Written task:
In the records that follow, show each line where the word "place" is present.
————
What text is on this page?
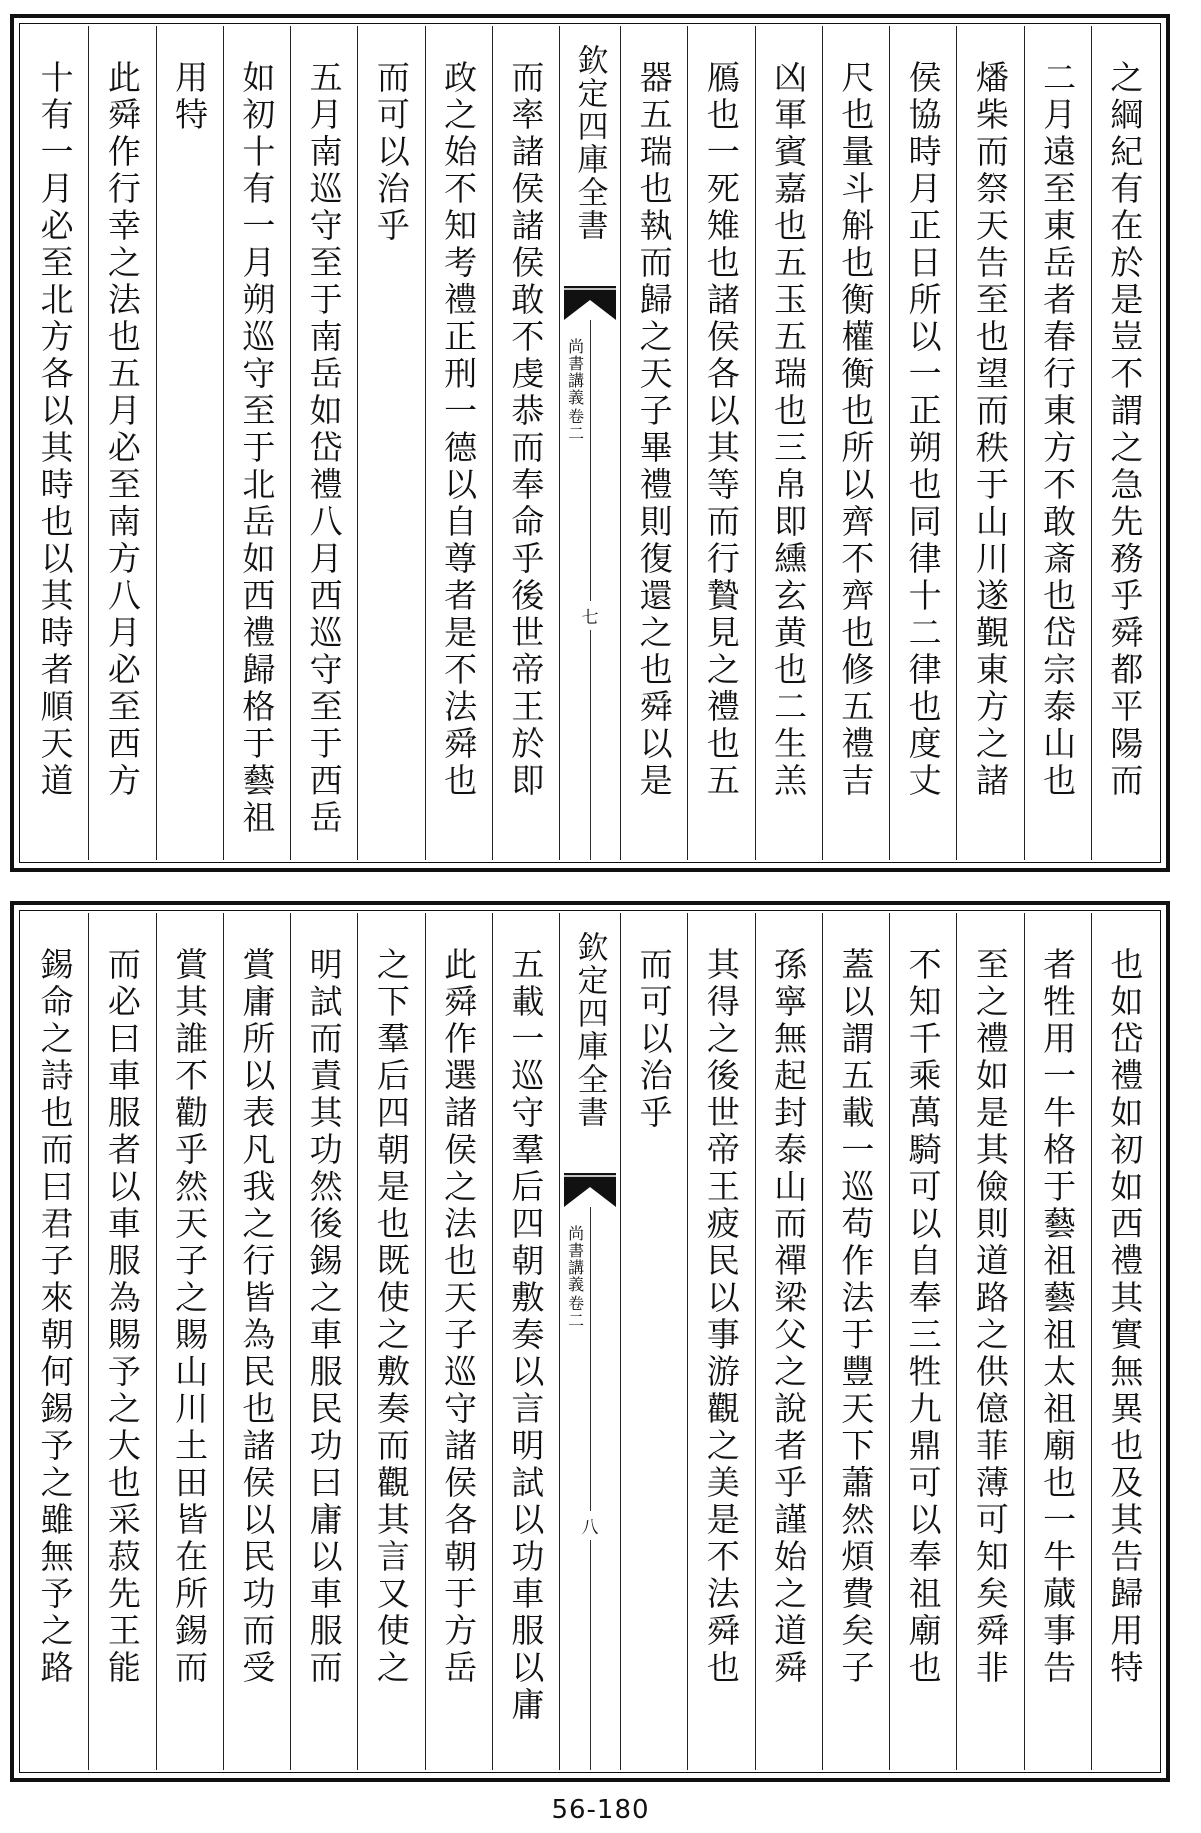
之綱紀有在於是豈不謂之急先務乎舜都平陽而
二月遠至東岳者春行東方不敢斎也岱宗泰山也
燔柴而祭天告至也望而秩于山川遂覲東方之諸
侯協時月正日所以一正朔也同律十二律也度丈
尺也量斗斛也衡權衡也所以齊不齊也修五禮吉
凶軍賓嘉也五玉五瑞也三帛即纁玄黄也二生羔
鴈也一死雉也諸侯各以其等而行贄見之禮也五
器五瑞也執而歸之天子畢禮則復還之也舜以是
欽定四庫全書
尚書講義
卷二
七
而率諸侯諸侯敢不虔恭而奉命乎後世帝王於即
政之始不知考禮正刑一德以自尊者是不法舜也
而可以治乎
五月南巡守至于南岳如岱禮八月西巡守至于西岳
如初十有一月朔巡守至于北岳如西禮歸格于藝祖
用特
此舜作行幸之法也五月必至南方八月必至西方
十有一月必至北方各以其時也以其時者順天道
也如岱禮如初如西禮其實無異也及其告歸用特
者牲用一牛格于藝祖藝祖太祖廟也一牛蕆事告
至之禮如是其儉則道路之供億菲薄可知矣舜非
不知千乘萬騎可以自奉三牲九鼎可以奉祖廟也
蓋以謂五載一巡苟作法于豐天下蕭然煩費矣子
孫寧無起封泰山而禪梁父之說者乎謹始之道舜
其得之後世帝王疲民以事游觀之美是不法舜也
而可以治乎
欽定四庫全書
尚書講義
卷二
八
五載一巡守羣后四朝敷奏以言明試以功車服以庸
此舜作選諸侯之法也天子巡守諸侯各朝于方岳
之下羣后四朝是也既使之敷奏而觀其言又使之
明試而責其功然後錫之車服民功曰庸以車服而
賞庸所以表凡我之行皆為民也諸侯以民功而受
賞其誰不勸乎然天子之賜山川土田皆在所錫而
而必曰車服者以車服為賜予之大也采菽先王能
錫命之詩也而曰君子來朝何錫予之雖無予之路
56-180
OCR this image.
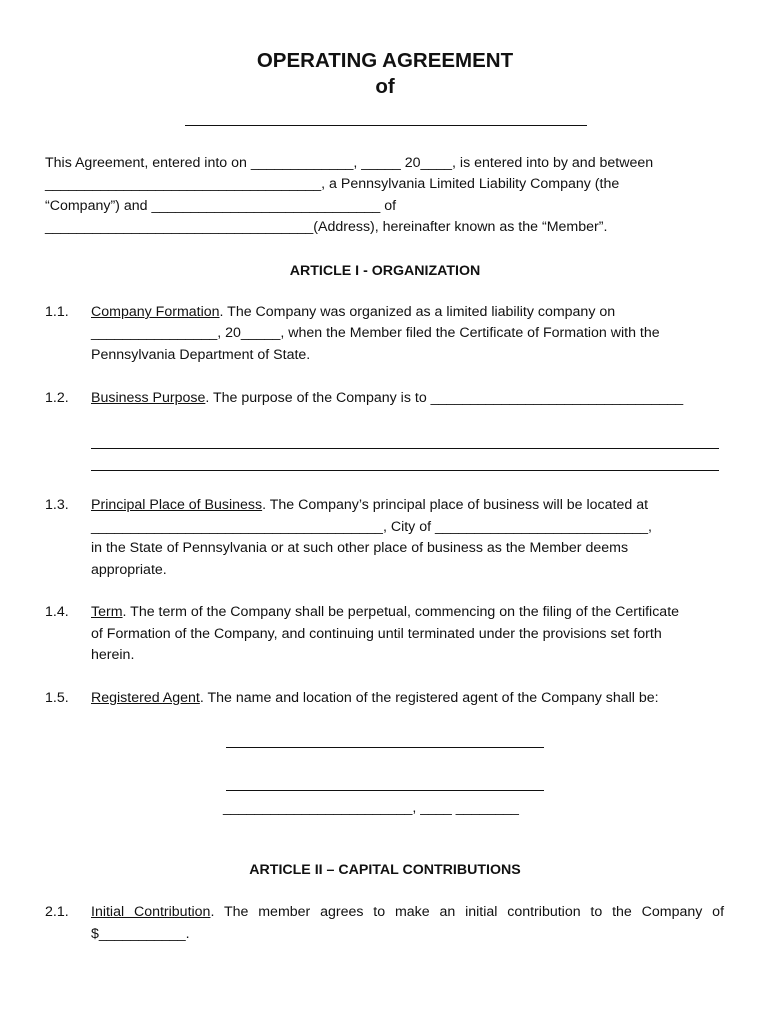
OPERATING AGREEMENT
of
This Agreement, entered into on _____________, _____ 20____, is entered into by and between
___________________________________, a Pennsylvania Limited Liability Company (the
“Company”) and _____________________________ of
__________________________________(Address), hereinafter known as the “Member”.
ARTICLE I - ORGANIZATION
1.1. Company Formation. The Company was organized as a limited liability company on
________________, 20_____, when the Member filed the Certificate of Formation with the
Pennsylvania Department of State.
1.2. Business Purpose. The purpose of the Company is to ________________________________
1.3. Principal Place of Business. The Company’s principal place of business will be located at
_____________________________________, City of ___________________________,
in the State of Pennsylvania or at such other place of business as the Member deems
appropriate.
1.4. Term. The term of the Company shall be perpetual, commencing on the filing of the Certificate
of Formation of the Company, and continuing until terminated under the provisions set forth
herein.
1.5. Registered Agent. The name and location of the registered agent of the Company shall be:
________________________, ____ ________
ARTICLE II – CAPITAL CONTRIBUTIONS
2.1. Initial Contribution. The member agrees to make an initial contribution to the Company of
$___________.
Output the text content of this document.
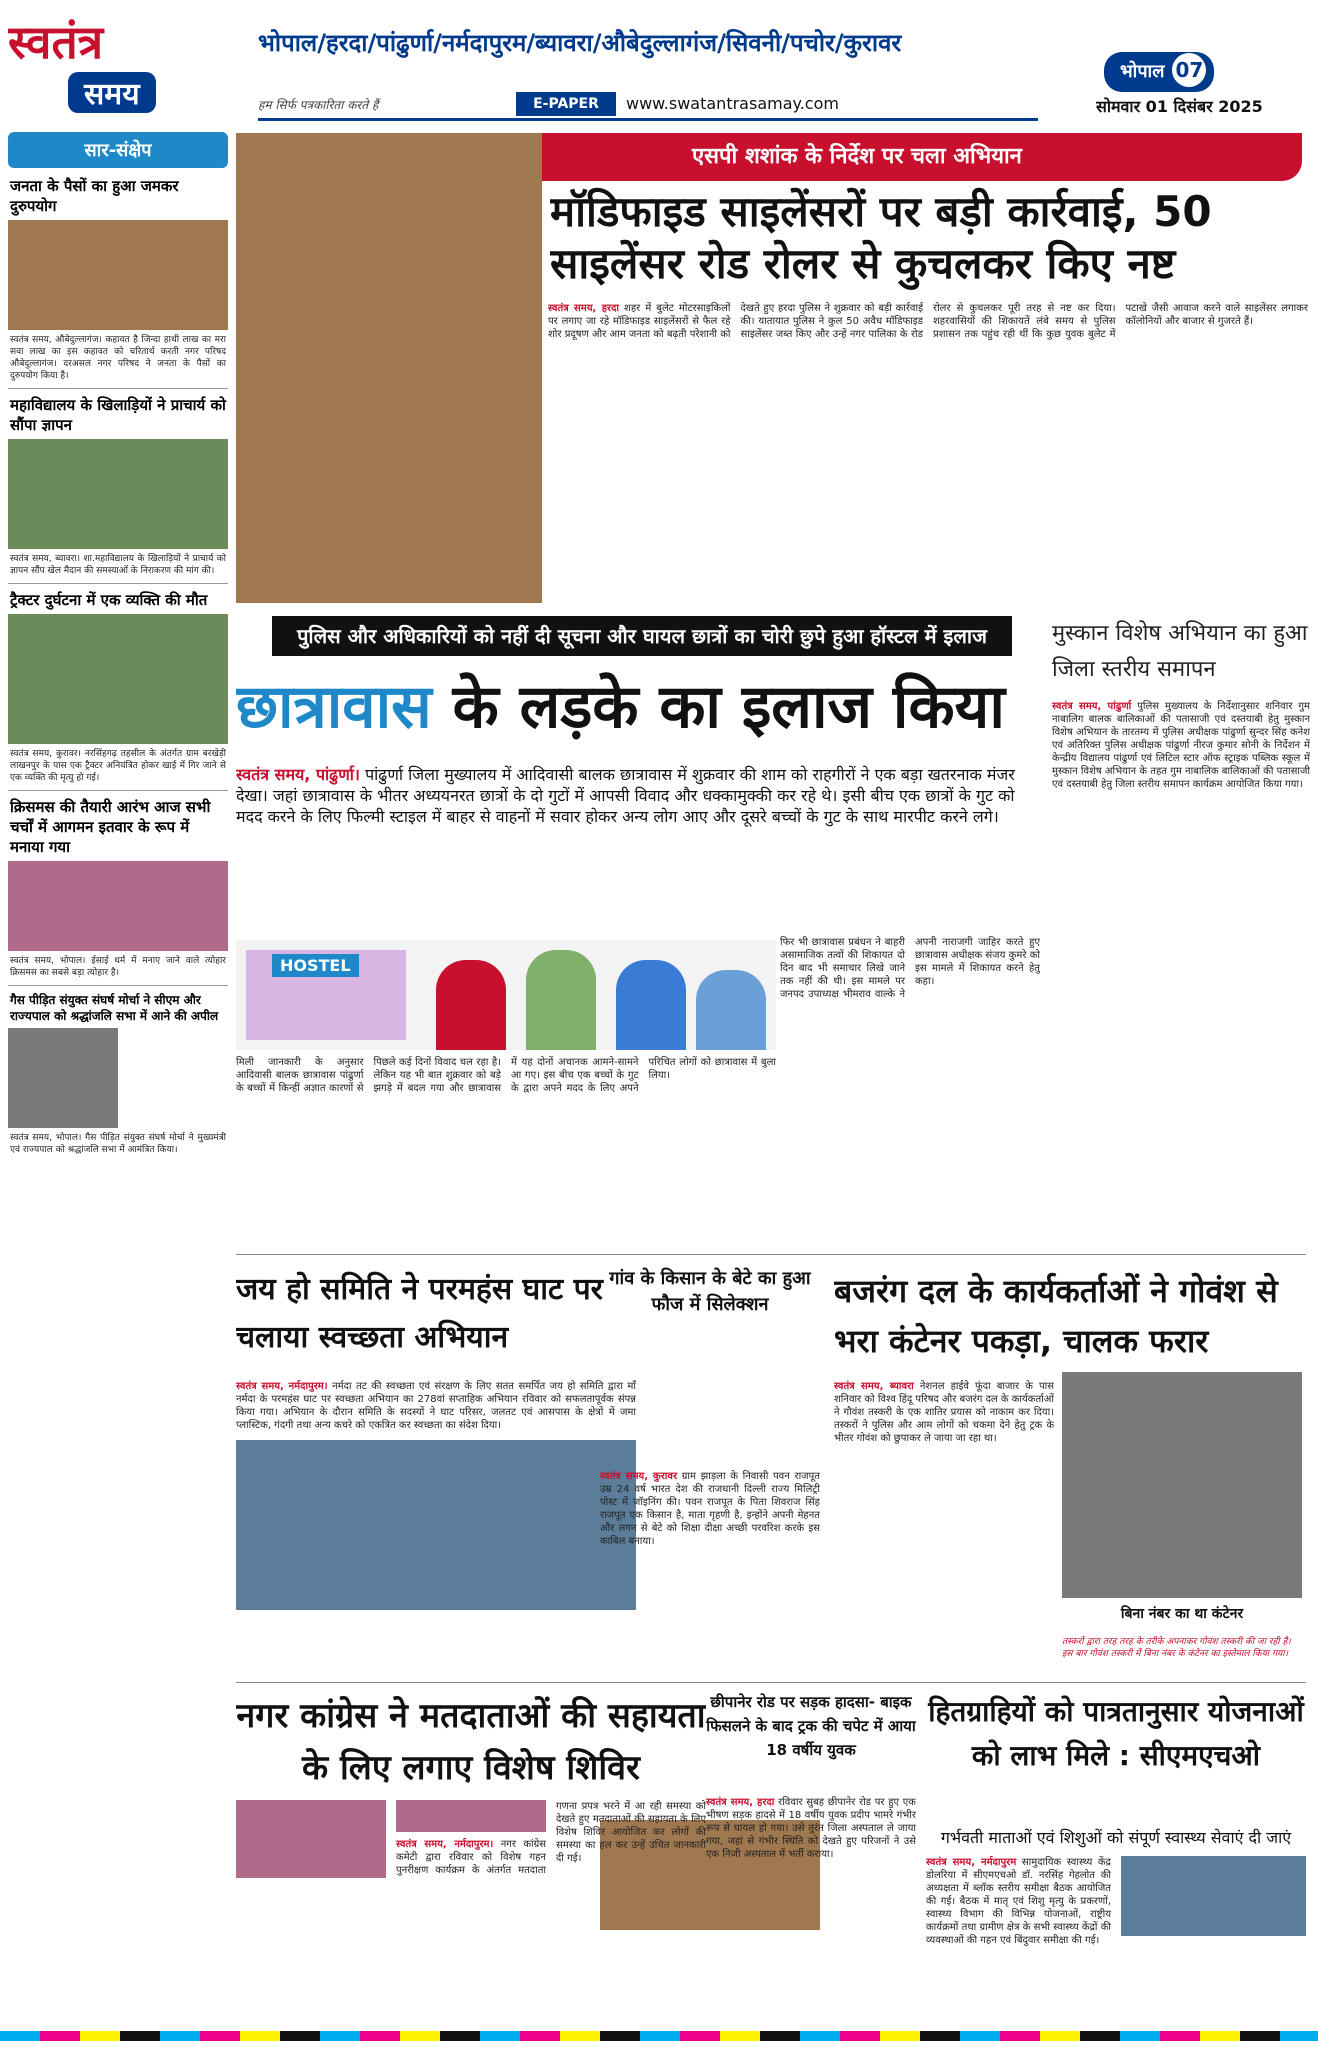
स्वतंत्र
समय
भोपाल/हरदा/पांढुर्णा/नर्मदापुरम/ब्यावरा/औबेदुल्लागंज/सिवनी/पचोर/कुरावर
हम सिर्फ पत्रकारिता करते हैं	E-PAPER	www.swatantrasamay.com
भोपाल 07
सोमवार 01 दिसंबर 2025
सार-संक्षेप
जनता के पैसों का हुआ जमकर दुरुपयोग
स्वतंत्र समय, औबेदुल्लागंज। कहावत है जिन्दा हाथी लाख का मरा सवा लाख का इस कहावत को चरितार्थ करती नगर परिषद औबेदुल्लागंज। दरअसल नगर परिषद ने जनता के पैसों का दुरुपयोग किया है।
महाविद्यालय के खिलाड़ियों ने प्राचार्य को सौंपा ज्ञापन
स्वतंत्र समय, ब्यावरा। शा.महाविद्यालय के खिलाड़ियों ने प्राचार्य को ज्ञापन सौंप खेल मैदान की समस्याओं के निराकरण की मांग की।
ट्रैक्टर दुर्घटना में एक व्यक्ति की मौत
स्वतंत्र समय, कुरावर। नरसिंहगढ़ तहसील के अंतर्गत ग्राम बरखेड़ी लाखनपुर के पास एक ट्रैक्टर अनियंत्रित होकर खाई में गिर जाने से एक व्यक्ति की मृत्यु हो गई।
क्रिसमस की तैयारी आरंभ आज सभी चर्चों में आगमन इतवार के रूप में मनाया गया
स्वतंत्र समय, भोपाल। ईसाई धर्म में मनाए जाने वाले त्योहार क्रिसमस का सबसे बड़ा त्योहार है।
गैस पीड़ित संयुक्त संघर्ष मोर्चा ने सीएम और राज्यपाल को श्रद्धांजलि सभा में आने की अपील
स्वतंत्र समय, भोपाल। गैस पीड़ित संयुक्त संघर्ष मोर्चा ने मुख्यमंत्री एवं राज्यपाल को श्रद्धांजलि सभा में आमंत्रित किया।
एसपी शशांक के निर्देश पर चला अभियान
मॉडिफाइड साइलेंसरों पर बड़ी कार्रवाई, 50 साइलेंसर रोड रोलर से कुचलकर किए नष्ट
स्वतंत्र समय, हरदा शहर में बुलेट मोटरसाइकिलों पर लगाए जा रहे मॉडिफाइड साइलेंसरों से फैल रहे शोर प्रदूषण और आम जनता को बढ़ती परेशानी को देखते हुए हरदा पुलिस ने शुक्रवार को बड़ी कार्रवाई की। यातायात पुलिस ने कुल 50 अवैध मॉडिफाइड साइलेंसर जब्त किए और उन्हें नगर पालिका के रोड रोलर से कुचलकर पूरी तरह से नष्ट कर दिया। शहरवासियों की शिकायतें लंबे समय से पुलिस प्रशासन तक पहुंच रही थीं कि कुछ युवक बुलेट में पटाखे जैसी आवाज करने वाले साइलेंसर लगाकर कॉलोनियों और बाजार से गुजरते हैं।
पुलिस और अधिकारियों को नहीं दी सूचना और घायल छात्रों का चोरी छुपे हुआ हॉस्टल में इलाज
छात्रावास के लड़के का इलाज किया
स्वतंत्र समय, पांढुर्णा। पांढुर्णा जिला मुख्यालय में आदिवासी बालक छात्रावास में शुक्रवार की शाम को राहगीरों ने एक बड़ा खतरनाक मंजर देखा। जहां छात्रावास के भीतर अध्ययनरत छात्रों के दो गुटों में आपसी विवाद और धक्कामुक्की कर रहे थे। इसी बीच एक छात्रों के गुट को मदद करने के लिए फिल्मी स्टाइल में बाहर से वाहनों में सवार होकर अन्य लोग आए और दूसरे बच्चों के गुट के साथ मारपीट करने लगे।
HOSTEL
मिली जानकारी के अनुसार आदिवासी बालक छात्रावास पांढुर्णा के बच्चों में किन्हीं अज्ञात कारणों से पिछले कई दिनों विवाद चल रहा है। लेकिन यह भी बात शुक्रवार को बड़े झगड़े में बदल गया और छात्रावास में यह दोनों अचानक आमने-सामने आ गए। इस बीच एक बच्चों के गुट के द्वारा अपने मदद के लिए अपने परिचित लोगों को छात्रावास में बुला लिया।
फिर भी छात्रावास प्रबंधन ने बाहरी असामाजिक तत्वों की शिकायत दो दिन बाद भी समाचार लिखे जाने तक नहीं की थी। इस मामले पर जनपद उपाध्यक्ष भीमराव वाल्के ने अपनी नाराजगी जाहिर करते हुए छात्रावास अधीक्षक संजय कुमरे को इस मामले में शिकायत करने हेतु कहा।
मुस्कान विशेष अभियान का हुआ जिला स्तरीय समापन
स्वतंत्र समय, पांढुर्णा पुलिस मुख्यालय के निर्देशानुसार शनिवार गुम नाबालिग बालक बालिकाओं की पतासाजी एवं दस्तयाबी हेतु मुस्कान विशेष अभियान के तारतम्य में पुलिस अधीक्षक पांढुर्णा सुन्दर सिंह कनेश एवं अतिरिक्त पुलिस अधीक्षक पांढुर्णा नीरज कुमार सोनी के निर्देशन में केन्द्रीय विद्यालय पांढुर्णा एवं लिटिल स्टार ऑफ स्ट्राइक पब्लिक स्कूल में मुस्कान विशेष अभियान के तहत गुम नाबालिक बालिकाओं की पतासाजी एवं दस्तयाबी हेतु जिला स्तरीय समापन कार्यक्रम आयोजित किया गया।
जय हो समिति ने परमहंस घाट पर चलाया स्वच्छता अभियान
स्वतंत्र समय, नर्मदापुरम। नर्मदा तट की स्वच्छता एवं संरक्षण के लिए सतत समर्पित जय हो समिति द्वारा माँ नर्मदा के परमहंस घाट पर स्वच्छता अभियान का 278वां सप्ताहिक अभियान रविवार को सफलतापूर्वक संपन्न किया गया। अभियान के दौरान समिति के सदस्यों ने घाट परिसर, जलतट एवं आसपास के क्षेत्रों में जमा प्लास्टिक, गंदगी तथा अन्य कचरे को एकत्रित कर स्वच्छता का संदेश दिया।
गांव के किसान के बेटे का हुआ फौज में सिलेक्शन
स्वतंत्र समय, कुरावर ग्राम झाड़ला के निवासी पवन राजपूत उम्र 24 वर्ष भारत देश की राजधानी दिल्ली राज्य मिलिट्री पोस्ट में जॉइनिंग की। पवन राजपूत के पिता शिवराज सिंह राजपूत एक किसान है, माता गृहणी है, इन्होंने अपनी मेहनत और लगन से बेटे को शिक्षा दीक्षा अच्छी परवरिश करके इस काबिल बनाया।
बजरंग दल के कार्यकर्ताओं ने गोवंश से भरा कंटेनर पकड़ा, चालक फरार
स्वतंत्र समय, ब्यावरा नेशनल हाईवे फूंदा बाजार के पास शनिवार को विश्व हिंदू परिषद और बजरंग दल के कार्यकर्ताओं ने गौवंश तस्करी के एक शातिर प्रयास को नाकाम कर दिया। तस्करों ने पुलिस और आम लोगों को चकमा देने हेतु ट्रक के भीतर गोवंश को छुपाकर ले जाया जा रहा था।
बिना नंबर का था कंटेनर
तस्करों द्वारा तरह तरह के तरीके अपनाकर गोवंश तस्करी की जा रही है। इस बार गोवंश तस्करी में बिना नंबर के कंटेनर का इस्तेमाल किया गया।
नगर कांग्रेस ने मतदाताओं की सहायता के लिए लगाए विशेष शिविर
स्वतंत्र समय, नर्मदापुरम। नगर कांग्रेस कमेटी द्वारा रविवार को विशेष गहन पुनरीक्षण कार्यक्रम के अंतर्गत मतदाता गणना प्रपत्र भरने में आ रही समस्या को देखते हुए मतदाताओं की सहायता के लिए विशेष शिविर आयोजित कर लोगों की समस्या का हल कर उन्हें उचित जानकारी दी गई।
छीपानेर रोड पर सड़क हादसा- बाइक फिसलने के बाद ट्रक की चपेट में आया 18 वर्षीय युवक
स्वतंत्र समय, हरदा रविवार सुबह छीपानेर रोड पर हुए एक भीषण सड़क हादसे में 18 वर्षीय युवक प्रदीप भामरे गंभीर रूप से घायल हो गया। उसे तुरंत जिला अस्पताल ले जाया गया, जहां से गंभीर स्थिति को देखते हुए परिजनों ने उसे एक निजी अस्पताल में भर्ती कराया।
हितग्राहियों को पात्रतानुसार योजनाओं को लाभ मिले : सीएमएचओ
गर्भवती माताओं एवं शिशुओं को संपूर्ण स्वास्थ्य सेवाएं दी जाएं
स्वतंत्र समय, नर्मदापुरम सामुदायिक स्वास्थ्य केंद्र डोलरिया में सीएमएचओ डॉ. नरसिंह गेहलोत की अध्यक्षता में ब्लॉक स्तरीय समीक्षा बैठक आयोजित की गई। बैठक में मातृ एवं शिशु मृत्यु के प्रकरणों, स्वास्थ्य विभाग की विभिन्न योजनाओं, राष्ट्रीय कार्यक्रमों तथा ग्रामीण क्षेत्र के सभी स्वास्थ्य केंद्रों की व्यवस्थाओं की गहन एवं बिंदुवार समीक्षा की गई।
————
Correct answer:
1.3. Principal Place of Business. The Company’s principal place of business will be located at
in the State of Pennsylvania or at such other place of business as the Member deems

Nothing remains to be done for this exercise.